(Dataset records)

-=-=-

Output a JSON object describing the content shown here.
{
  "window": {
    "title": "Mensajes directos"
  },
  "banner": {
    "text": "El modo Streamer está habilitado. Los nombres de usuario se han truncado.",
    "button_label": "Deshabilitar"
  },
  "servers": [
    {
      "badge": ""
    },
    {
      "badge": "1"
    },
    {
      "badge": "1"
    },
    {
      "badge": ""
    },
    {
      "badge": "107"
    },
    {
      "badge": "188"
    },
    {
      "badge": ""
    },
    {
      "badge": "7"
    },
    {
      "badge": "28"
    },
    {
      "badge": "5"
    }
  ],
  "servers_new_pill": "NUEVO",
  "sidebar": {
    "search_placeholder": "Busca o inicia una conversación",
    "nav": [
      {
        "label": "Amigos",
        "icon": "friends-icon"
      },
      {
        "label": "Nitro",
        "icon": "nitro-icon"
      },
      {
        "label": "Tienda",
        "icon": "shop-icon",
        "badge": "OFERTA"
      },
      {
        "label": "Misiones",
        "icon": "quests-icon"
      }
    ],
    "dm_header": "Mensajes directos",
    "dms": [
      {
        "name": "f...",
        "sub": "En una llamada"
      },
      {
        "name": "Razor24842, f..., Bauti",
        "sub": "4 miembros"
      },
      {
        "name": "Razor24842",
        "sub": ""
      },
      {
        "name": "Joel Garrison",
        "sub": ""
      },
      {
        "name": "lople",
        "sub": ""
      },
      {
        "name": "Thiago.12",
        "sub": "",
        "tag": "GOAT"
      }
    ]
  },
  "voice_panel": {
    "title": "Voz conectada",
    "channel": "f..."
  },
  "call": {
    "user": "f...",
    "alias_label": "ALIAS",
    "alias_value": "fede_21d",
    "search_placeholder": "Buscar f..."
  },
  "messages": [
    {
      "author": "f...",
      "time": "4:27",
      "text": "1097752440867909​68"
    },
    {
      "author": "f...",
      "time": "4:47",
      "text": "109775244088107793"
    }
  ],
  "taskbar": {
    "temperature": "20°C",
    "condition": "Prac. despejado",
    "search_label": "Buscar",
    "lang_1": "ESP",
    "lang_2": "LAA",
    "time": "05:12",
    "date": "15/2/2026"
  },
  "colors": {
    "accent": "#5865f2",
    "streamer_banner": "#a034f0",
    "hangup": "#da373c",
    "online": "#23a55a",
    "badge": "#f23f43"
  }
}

-=-=-

Instructions to follow>
Type out the full listing again, exactly as given.

Written reply>
Output a JSON object describing the content shown here.
{
  "window": {
    "title": "Mensajes directos"
  },
  "banner": {
    "text": "El modo Streamer está habilitado. Los nombres de usuario se han truncado.",
    "button_label": "Deshabilitar"
  },
  "servers": [
    {
      "badge": ""
    },
    {
      "badge": "1"
    },
    {
      "badge": "1"
    },
    {
      "badge": ""
    },
    {
      "badge": "107"
    },
    {
      "badge": "188"
    },
    {
      "badge": ""
    },
    {
      "badge": "7"
    },
    {
      "badge": "28"
    },
    {
      "badge": "5"
    }
  ],
  "servers_new_pill": "NUEVO",
  "sidebar": {
    "search_placeholder": "Busca o inicia una conversación",
    "nav": [
      {
        "label": "Amigos",
        "icon": "friends-icon"
      },
      {
        "label": "Nitro",
        "icon": "nitro-icon"
      },
      {
        "label": "Tienda",
        "icon": "shop-icon",
        "badge": "OFERTA"
      },
      {
        "label": "Misiones",
        "icon": "quests-icon"
      }
    ],
    "dm_header": "Mensajes directos",
    "dms": [
      {
        "name": "f...",
        "sub": "En una llamada"
      },
      {
        "name": "Razor24842, f..., Bauti",
        "sub": "4 miembros"
      },
      {
        "name": "Razor24842",
        "sub": ""
      },
      {
        "name": "Joel Garrison",
        "sub": ""
      },
      {
        "name": "lople",
        "sub": ""
      },
      {
        "name": "Thiago.12",
        "sub": "",
        "tag": "GOAT"
      }
    ]
  },
  "voice_panel": {
    "title": "Voz conectada",
    "channel": "f..."
  },
  "call": {
    "user": "f...",
    "alias_label": "ALIAS",
    "alias_value": "fede_21d",
    "search_placeholder": "Buscar f..."
  },
  "messages": [
    {
      "author": "f...",
      "time": "4:27",
      "text": "1097752440867909​68"
    },
    {
      "author": "f...",
      "time": "4:47",
      "text": "109775244088107793"
    }
  ],
  "taskbar": {
    "temperature": "20°C",
    "condition": "Prac. despejado",
    "search_label": "Buscar",
    "lang_1": "ESP",
    "lang_2": "LAA",
    "time": "05:12",
    "date": "15/2/2026"
  },
  "colors": {
    "accent": "#5865f2",
    "streamer_banner": "#a034f0",
    "hangup": "#da373c",
    "online": "#23a55a",
    "badge": "#f23f43"
  }
}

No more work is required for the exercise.